[Exercise details]:
Copy each line below in which the string "icon" occurs.

[Data for processing]:
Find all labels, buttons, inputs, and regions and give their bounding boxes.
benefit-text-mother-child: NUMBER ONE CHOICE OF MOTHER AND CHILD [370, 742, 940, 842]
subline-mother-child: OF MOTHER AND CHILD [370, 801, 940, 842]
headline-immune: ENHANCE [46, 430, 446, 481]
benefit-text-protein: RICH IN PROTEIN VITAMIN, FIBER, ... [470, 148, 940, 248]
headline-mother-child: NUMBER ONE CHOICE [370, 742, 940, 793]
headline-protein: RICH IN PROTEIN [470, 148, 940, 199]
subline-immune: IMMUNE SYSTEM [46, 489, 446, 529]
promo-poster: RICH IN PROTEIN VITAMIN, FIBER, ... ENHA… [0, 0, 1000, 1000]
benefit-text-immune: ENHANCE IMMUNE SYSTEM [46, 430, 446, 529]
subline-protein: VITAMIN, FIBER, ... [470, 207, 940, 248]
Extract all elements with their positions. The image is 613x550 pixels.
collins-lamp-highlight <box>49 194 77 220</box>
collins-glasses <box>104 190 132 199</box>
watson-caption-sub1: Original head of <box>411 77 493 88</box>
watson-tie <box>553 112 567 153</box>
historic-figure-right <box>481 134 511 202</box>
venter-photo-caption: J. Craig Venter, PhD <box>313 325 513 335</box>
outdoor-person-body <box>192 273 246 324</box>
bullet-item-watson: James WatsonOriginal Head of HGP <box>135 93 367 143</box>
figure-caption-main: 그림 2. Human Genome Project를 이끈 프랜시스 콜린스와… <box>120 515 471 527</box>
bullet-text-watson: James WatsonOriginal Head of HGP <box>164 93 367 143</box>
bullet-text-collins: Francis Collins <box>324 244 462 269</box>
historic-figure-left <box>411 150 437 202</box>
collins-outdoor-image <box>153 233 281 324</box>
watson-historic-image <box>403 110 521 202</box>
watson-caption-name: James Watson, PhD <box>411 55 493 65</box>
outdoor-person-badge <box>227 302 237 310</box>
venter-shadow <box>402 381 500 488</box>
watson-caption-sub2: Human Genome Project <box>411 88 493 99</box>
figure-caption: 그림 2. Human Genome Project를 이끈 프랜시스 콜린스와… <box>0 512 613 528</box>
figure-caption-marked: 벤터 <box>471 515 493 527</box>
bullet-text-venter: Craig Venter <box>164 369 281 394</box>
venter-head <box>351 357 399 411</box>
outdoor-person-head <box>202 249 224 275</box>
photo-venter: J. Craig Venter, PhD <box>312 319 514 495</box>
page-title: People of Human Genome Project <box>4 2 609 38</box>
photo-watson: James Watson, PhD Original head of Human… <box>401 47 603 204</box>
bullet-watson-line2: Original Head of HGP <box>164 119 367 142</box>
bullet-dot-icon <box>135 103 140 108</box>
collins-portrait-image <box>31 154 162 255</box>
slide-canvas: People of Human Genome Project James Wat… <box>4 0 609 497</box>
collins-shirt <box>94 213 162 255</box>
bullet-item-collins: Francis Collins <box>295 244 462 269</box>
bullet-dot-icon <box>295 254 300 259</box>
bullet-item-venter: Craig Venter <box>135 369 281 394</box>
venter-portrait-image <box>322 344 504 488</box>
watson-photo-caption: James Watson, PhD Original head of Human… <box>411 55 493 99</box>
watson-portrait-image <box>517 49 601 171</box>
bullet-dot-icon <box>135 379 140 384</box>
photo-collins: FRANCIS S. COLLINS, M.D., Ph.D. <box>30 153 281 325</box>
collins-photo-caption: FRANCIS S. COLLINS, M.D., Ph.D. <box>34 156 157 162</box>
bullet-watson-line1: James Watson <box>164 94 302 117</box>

[Answer box]:
bullet-dot-icon <box>135 103 140 108</box>
bullet-dot-icon <box>295 254 300 259</box>
bullet-dot-icon <box>135 379 140 384</box>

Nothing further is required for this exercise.